*PROVIDED RECORDS*.

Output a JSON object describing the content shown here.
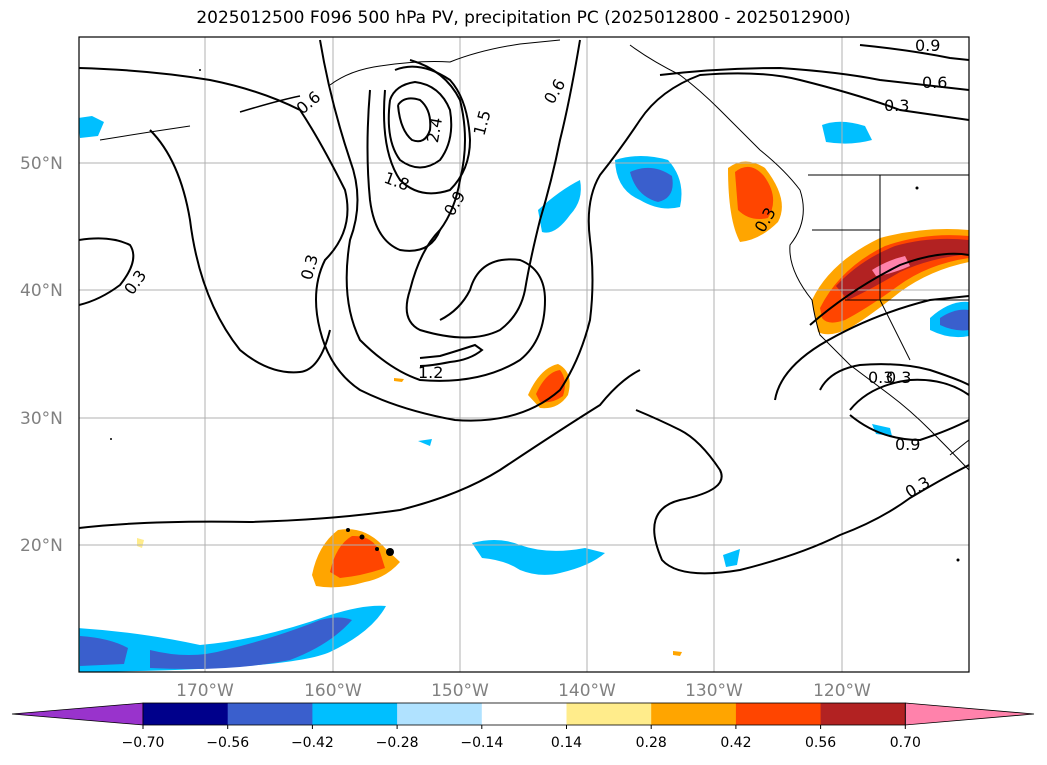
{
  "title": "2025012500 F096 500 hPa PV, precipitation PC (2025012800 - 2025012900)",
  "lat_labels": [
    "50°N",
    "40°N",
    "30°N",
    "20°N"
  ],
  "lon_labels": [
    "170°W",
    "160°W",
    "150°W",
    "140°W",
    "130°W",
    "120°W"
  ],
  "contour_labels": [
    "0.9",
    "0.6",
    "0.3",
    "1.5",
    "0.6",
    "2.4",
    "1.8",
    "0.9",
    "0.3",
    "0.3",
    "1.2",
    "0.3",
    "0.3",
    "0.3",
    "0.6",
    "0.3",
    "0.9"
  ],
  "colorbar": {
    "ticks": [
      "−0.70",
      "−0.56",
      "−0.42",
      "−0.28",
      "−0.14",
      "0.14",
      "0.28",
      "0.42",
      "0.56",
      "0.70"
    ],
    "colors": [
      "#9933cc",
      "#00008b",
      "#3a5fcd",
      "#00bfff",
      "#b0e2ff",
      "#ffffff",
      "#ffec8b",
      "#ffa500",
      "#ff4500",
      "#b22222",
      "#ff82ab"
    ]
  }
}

*TASK GOAL*. All preceding records should be duplicated verbatim, images excepted.

*FINISHED TASK*.
Output a JSON object describing the content shown here.
{
  "title": "2025012500 F096 500 hPa PV, precipitation PC (2025012800 - 2025012900)",
  "lat_labels": [
    "50°N",
    "40°N",
    "30°N",
    "20°N"
  ],
  "lon_labels": [
    "170°W",
    "160°W",
    "150°W",
    "140°W",
    "130°W",
    "120°W"
  ],
  "contour_labels": [
    "0.9",
    "0.6",
    "0.3",
    "1.5",
    "0.6",
    "2.4",
    "1.8",
    "0.9",
    "0.3",
    "0.3",
    "1.2",
    "0.3",
    "0.3",
    "0.3",
    "0.6",
    "0.3",
    "0.9"
  ],
  "colorbar": {
    "ticks": [
      "−0.70",
      "−0.56",
      "−0.42",
      "−0.28",
      "−0.14",
      "0.14",
      "0.28",
      "0.42",
      "0.56",
      "0.70"
    ],
    "colors": [
      "#9933cc",
      "#00008b",
      "#3a5fcd",
      "#00bfff",
      "#b0e2ff",
      "#ffffff",
      "#ffec8b",
      "#ffa500",
      "#ff4500",
      "#b22222",
      "#ff82ab"
    ]
  }
}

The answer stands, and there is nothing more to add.